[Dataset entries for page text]
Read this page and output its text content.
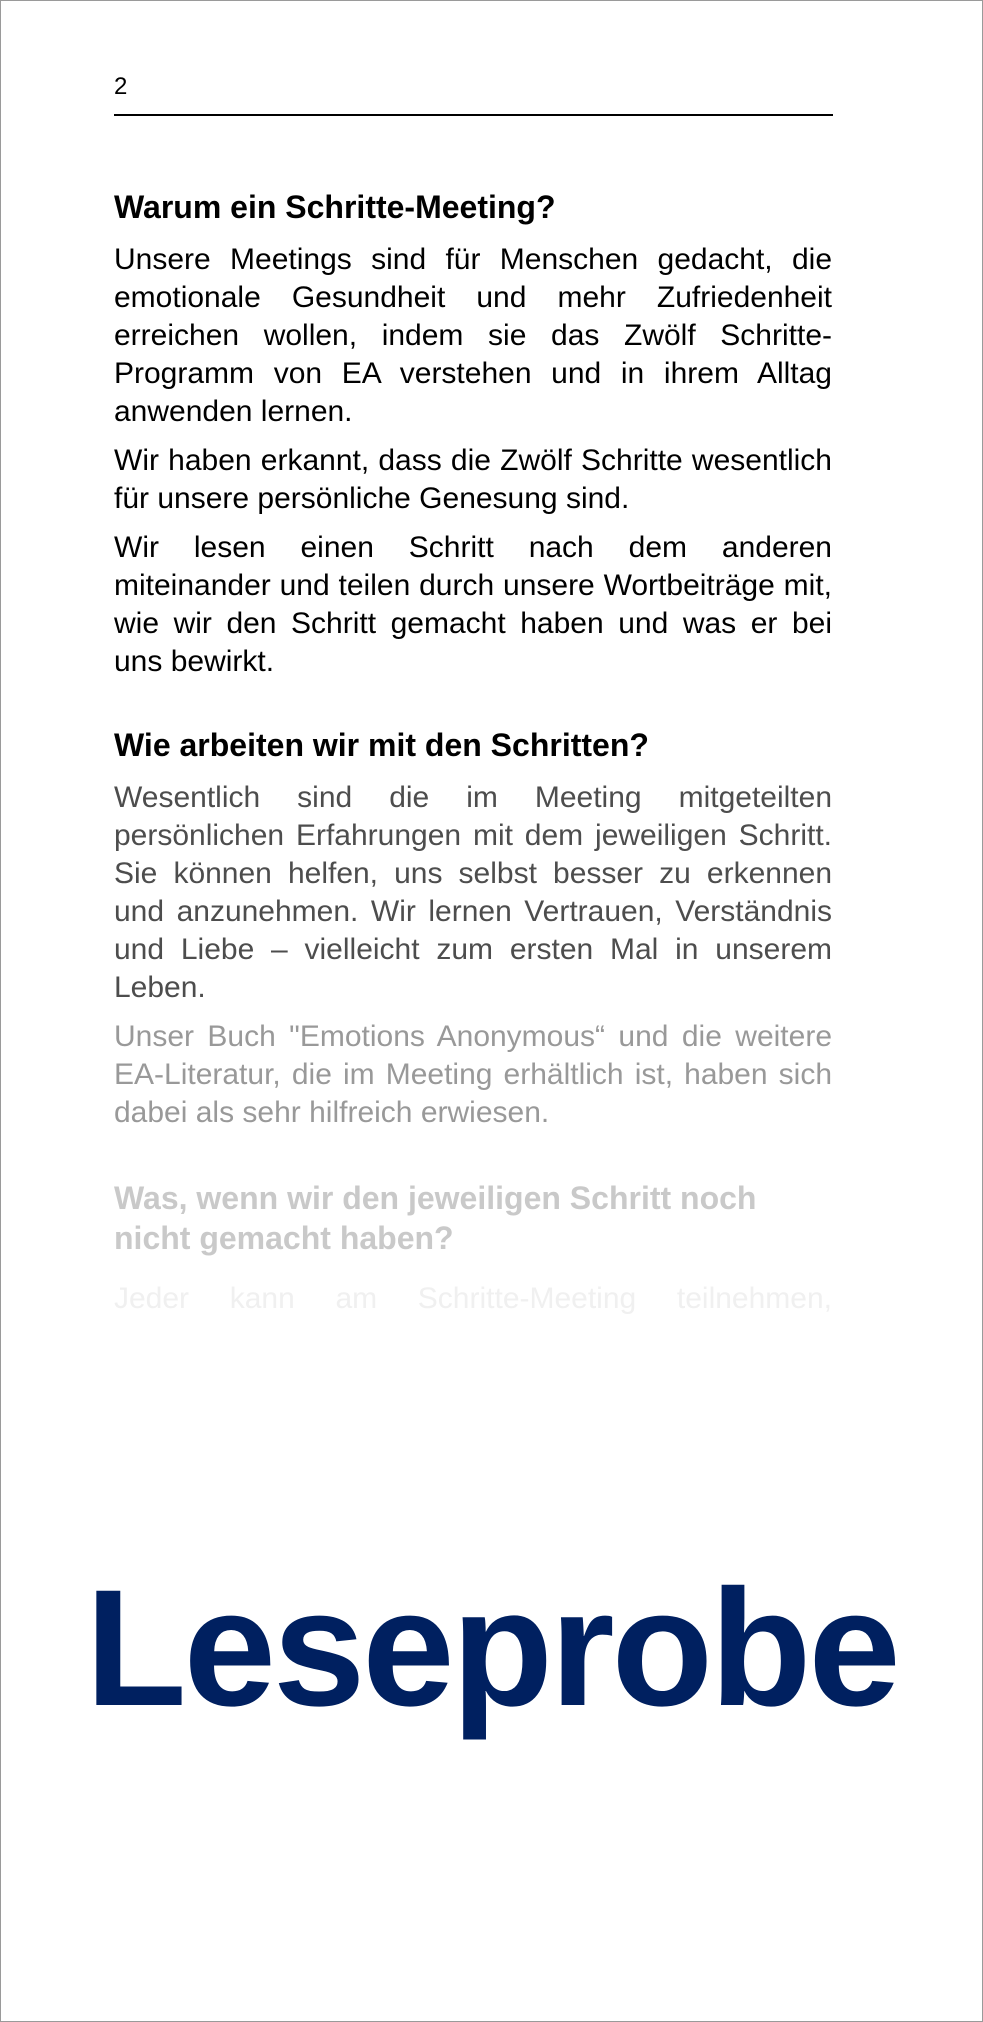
2
Warum ein Schritte-Meeting?

Unsere Meetings sind für Menschen gedacht, die emotionale Gesundheit und mehr Zufriedenheit erreichen wollen, indem sie das Zwölf Schritte-Programm von EA verstehen und in ihrem Alltag anwenden lernen.

Wir haben erkannt, dass die Zwölf Schritte wesentlich für unsere persönliche Genesung sind.

Wir lesen einen Schritt nach dem anderen miteinander und teilen durch unsere Wortbeiträge mit, wie wir den Schritt gemacht haben und was er bei uns bewirkt.

Wie arbeiten wir mit den Schritten?

Wesentlich sind die im Meeting mitgeteilten persönlichen Erfahrungen mit dem jeweiligen Schritt. Sie können helfen, uns selbst besser zu erkennen und anzunehmen. Wir lernen Vertrauen, Verständnis und Liebe – vielleicht zum ersten Mal in unserem Leben.

Unser Buch "Emotions Anonymous“ und die weitere EA-Literatur, die im Meeting erhältlich ist, haben sich dabei als sehr hilfreich erwiesen.

Was, wenn wir den jeweiligen Schritt noch nicht gemacht haben?

Jeder kann am Schritte-Meeting teilnehmen,

Leseprobe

## [Problem to solve]
Go through the records and pull out each line that includes the word "Zwölf".

## [Answer below]
Unsere Meetings sind für Menschen gedacht, die emotionale Gesundheit und mehr Zufriedenheit erreichen wollen, indem sie das Zwölf Schritte-Programm von EA verstehen und in ihrem Alltag anwenden lernen.
Wir haben erkannt, dass die Zwölf Schritte wesentlich für unsere persönliche Genesung sind.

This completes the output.